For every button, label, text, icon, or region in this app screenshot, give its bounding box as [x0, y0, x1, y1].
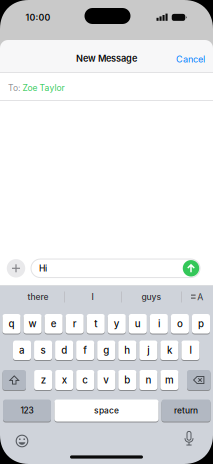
staticText: g: [103, 344, 109, 356]
staticText: a: [19, 344, 25, 356]
staticText: u: [135, 318, 141, 330]
button[interactable]: Emoji: [15, 434, 29, 448]
button[interactable]: k: [160, 340, 178, 360]
button[interactable]: Add attachment: [7, 259, 25, 278]
staticText: t: [94, 318, 97, 330]
button[interactable]: r: [66, 314, 84, 334]
staticText: s: [41, 344, 46, 356]
button[interactable]: q: [2, 314, 21, 334]
button[interactable]: Autofill: [189, 288, 206, 306]
staticText: l: [189, 344, 191, 356]
staticText: A: [197, 292, 203, 302]
button[interactable]: Cancel: [176, 54, 205, 65]
button[interactable]: j: [139, 340, 157, 360]
staticText: Cancel: [176, 54, 205, 65]
staticText: there: [28, 292, 48, 302]
button[interactable]: w: [24, 314, 42, 334]
staticText: b: [124, 374, 130, 386]
button[interactable]: Send: [183, 260, 199, 277]
button[interactable]: 123: [3, 399, 51, 422]
button[interactable]: h: [118, 340, 136, 360]
staticText: I: [92, 292, 94, 302]
staticText: k: [167, 344, 172, 356]
staticText: c: [82, 374, 88, 386]
button[interactable]: n: [139, 370, 157, 390]
staticText: v: [103, 374, 109, 386]
staticText: 10:00: [26, 12, 50, 23]
staticText: j: [147, 344, 149, 356]
button[interactable]: l: [181, 340, 200, 360]
button[interactable]: i: [150, 314, 168, 334]
staticText: o: [177, 318, 183, 330]
button[interactable]: I: [92, 289, 94, 305]
button[interactable]: v: [97, 370, 115, 390]
button[interactable]: Shift: [2, 370, 26, 390]
staticText: z: [41, 374, 46, 386]
button[interactable]: Dictation: [182, 430, 196, 450]
staticText: q: [8, 318, 14, 330]
staticText: guys: [142, 292, 162, 302]
button[interactable]: t: [87, 314, 105, 334]
button[interactable]: s: [34, 340, 52, 360]
staticText: n: [145, 374, 151, 386]
button[interactable]: o: [171, 314, 189, 334]
button[interactable]: d: [55, 340, 73, 360]
button[interactable]: space: [54, 399, 158, 422]
staticText: e: [51, 318, 57, 330]
staticText: r: [73, 318, 77, 330]
button[interactable]: there: [28, 289, 48, 305]
button[interactable]: p: [192, 314, 210, 334]
staticText: f: [83, 344, 87, 356]
staticText: m: [165, 374, 174, 386]
button[interactable]: x: [55, 370, 73, 390]
button[interactable]: z: [34, 370, 52, 390]
staticText: p: [198, 318, 204, 330]
button[interactable]: e: [45, 314, 63, 334]
staticText: h: [124, 344, 130, 356]
staticText: i: [158, 318, 160, 330]
button[interactable]: y: [108, 314, 126, 334]
staticText: 123: [20, 405, 34, 416]
staticText: x: [62, 374, 67, 386]
staticText: Zoe Taylor: [22, 83, 64, 93]
button[interactable]: b: [118, 370, 136, 390]
staticText: y: [114, 318, 120, 330]
button[interactable]: c: [76, 370, 94, 390]
staticText: To:: [8, 83, 20, 93]
button[interactable]: Delete: [187, 370, 210, 390]
button[interactable]: guys: [142, 289, 162, 305]
button[interactable]: return: [162, 399, 210, 422]
button[interactable]: g: [97, 340, 115, 360]
staticText: space: [94, 405, 119, 416]
button[interactable]: m: [160, 370, 178, 390]
staticText: w: [29, 318, 37, 330]
button[interactable]: f: [76, 340, 94, 360]
staticText: Hi: [39, 263, 47, 274]
button[interactable]: a: [13, 340, 31, 360]
button[interactable]: u: [129, 314, 147, 334]
staticText: d: [61, 344, 67, 356]
staticText: New Message: [76, 53, 137, 64]
staticText: return: [174, 405, 198, 416]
──────────────────────────────
### STATED EXERCISE
Output the rows from the line with "staticText: g: [103, 344, 109, 356]" to the line with "button[interactable]: l: [181, 340, 200, 360]" as a Markdown table with the columns Position and Text, leaving out blank lines.

### WRITTEN SOLUTION
| Position | Text |
|---|---|
| 1 | staticText: g: [103, 344, 109, 356] |
| 2 | staticText: a: [19, 344, 25, 356] |
| 3 | staticText: u: [135, 318, 141, 330] |
| 4 | button[interactable]: Emoji: [15, 434, 29, 448] |
| 5 | button[interactable]: k: [160, 340, 178, 360] |
| 6 | button[interactable]: Add attachment: [7, 259, 25, 278] |
| 7 | staticText: t: [94, 318, 97, 330] |
| 8 | button[interactable]: r: [66, 314, 84, 334] |
| 9 | staticText: s: [41, 344, 46, 356] |
| 10 | button[interactable]: q: [2, 314, 21, 334] |
| 11 | button[interactable]: Autofill: [189, 288, 206, 306] |
| 12 | staticText: l: [189, 344, 191, 356] |
| 13 | staticText: A: [197, 292, 203, 302] |
| 14 | button[interactable]: Cancel: [176, 54, 205, 65] |
| 15 | button[interactable]: j: [139, 340, 157, 360] |
| 16 | staticText: Cancel: [176, 54, 205, 65] |
| 17 | staticText: there: [28, 292, 48, 302] |
| 18 | button[interactable]: w: [24, 314, 42, 334] |
| 19 | staticText: b: [124, 374, 130, 386] |
| 20 | button[interactable]: Send: [183, 260, 199, 277] |
| 21 | button[interactable]: 123: [3, 399, 51, 422] |
| 22 | button[interactable]: h: [118, 340, 136, 360] |
| 23 | staticText: I: [92, 292, 94, 302] |
| 24 | staticText: k: [167, 344, 172, 356] |
| 25 | staticText: c: [82, 374, 88, 386] |
| 26 | button[interactable]: n: [139, 370, 157, 390] |
| 27 | staticText: v: [103, 374, 109, 386] |
| 28 | staticText: 10:00: [26, 12, 50, 23] |
| 29 | staticText: j: [147, 344, 149, 356] |
| 30 | button[interactable]: l: [181, 340, 200, 360] |